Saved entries
************

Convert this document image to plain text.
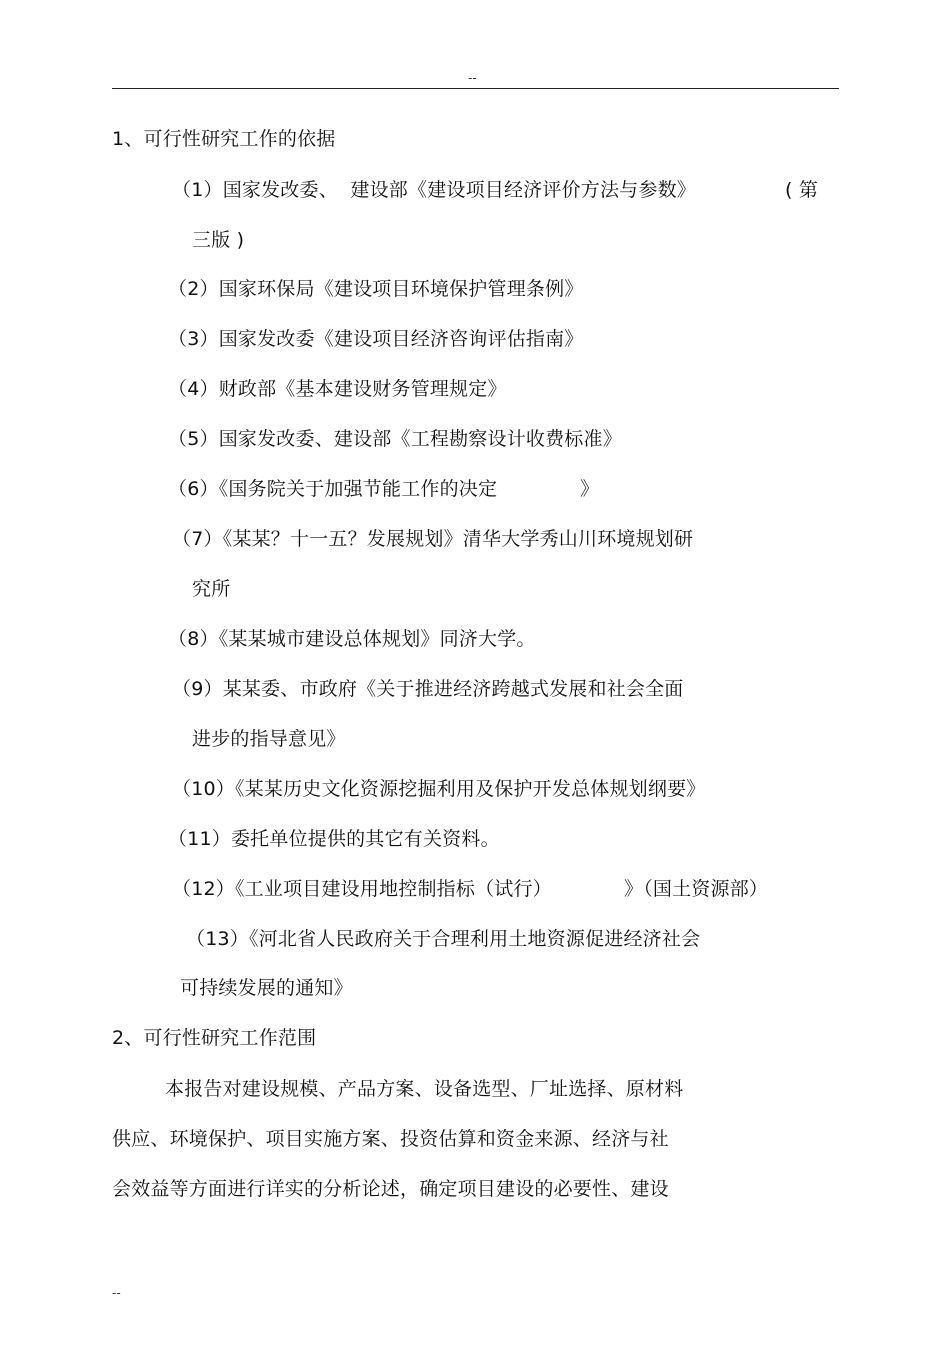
--
1、可行性研究工作的依据
（1）国家发改委、  建设部《建设项目经济评价方法与参数》	( 第
三版 )
（2）国家环保局《建设项目环境保护管理条例》
（3）国家发改委《建设项目经济咨询评估指南》
（4）财政部《基本建设财务管理规定》
（5）国家发改委、建设部《工程勘察设计收费标准》
（6）《国务院关于加强节能工作的决定	》
（7）《某某？十一五？发展规划》清华大学秀山川环境规划研
究所
（8）《某某城市建设总体规划》同济大学。
（9）某某委、市政府《关于推进经济跨越式发展和社会全面
进步的指导意见》
（10）《某某历史文化资源挖掘利用及保护开发总体规划纲要》
（11）委托单位提供的其它有关资料。
（12）《工业项目建设用地控制指标（试行）	》（国土资源部）
（13）《河北省人民政府关于合理利用土地资源促进经济社会
可持续发展的通知》
2、可行性研究工作范围
本报告对建设规模、产品方案、设备选型、厂址选择、原材料
供应、环境保护、项目实施方案、投资估算和资金来源、经济与社
会效益等方面进行详实的分析论述，确定项目建设的必要性、建设
--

************

Stated goal:
Copy out all the data exactly; skip the pictures.

Task solution:
Convert this document image to plain text.
--
1、可行性研究工作的依据
（1）国家发改委、  建设部《建设项目经济评价方法与参数》	( 第
三版 )
（2）国家环保局《建设项目环境保护管理条例》
（3）国家发改委《建设项目经济咨询评估指南》
（4）财政部《基本建设财务管理规定》
（5）国家发改委、建设部《工程勘察设计收费标准》
（6）《国务院关于加强节能工作的决定	》
（7）《某某？十一五？发展规划》清华大学秀山川环境规划研
究所
（8）《某某城市建设总体规划》同济大学。
（9）某某委、市政府《关于推进经济跨越式发展和社会全面
进步的指导意见》
（10）《某某历史文化资源挖掘利用及保护开发总体规划纲要》
（11）委托单位提供的其它有关资料。
（12）《工业项目建设用地控制指标（试行）	》（国土资源部）
（13）《河北省人民政府关于合理利用土地资源促进经济社会
可持续发展的通知》
2、可行性研究工作范围
本报告对建设规模、产品方案、设备选型、厂址选择、原材料
供应、环境保护、项目实施方案、投资估算和资金来源、经济与社
会效益等方面进行详实的分析论述，确定项目建设的必要性、建设
--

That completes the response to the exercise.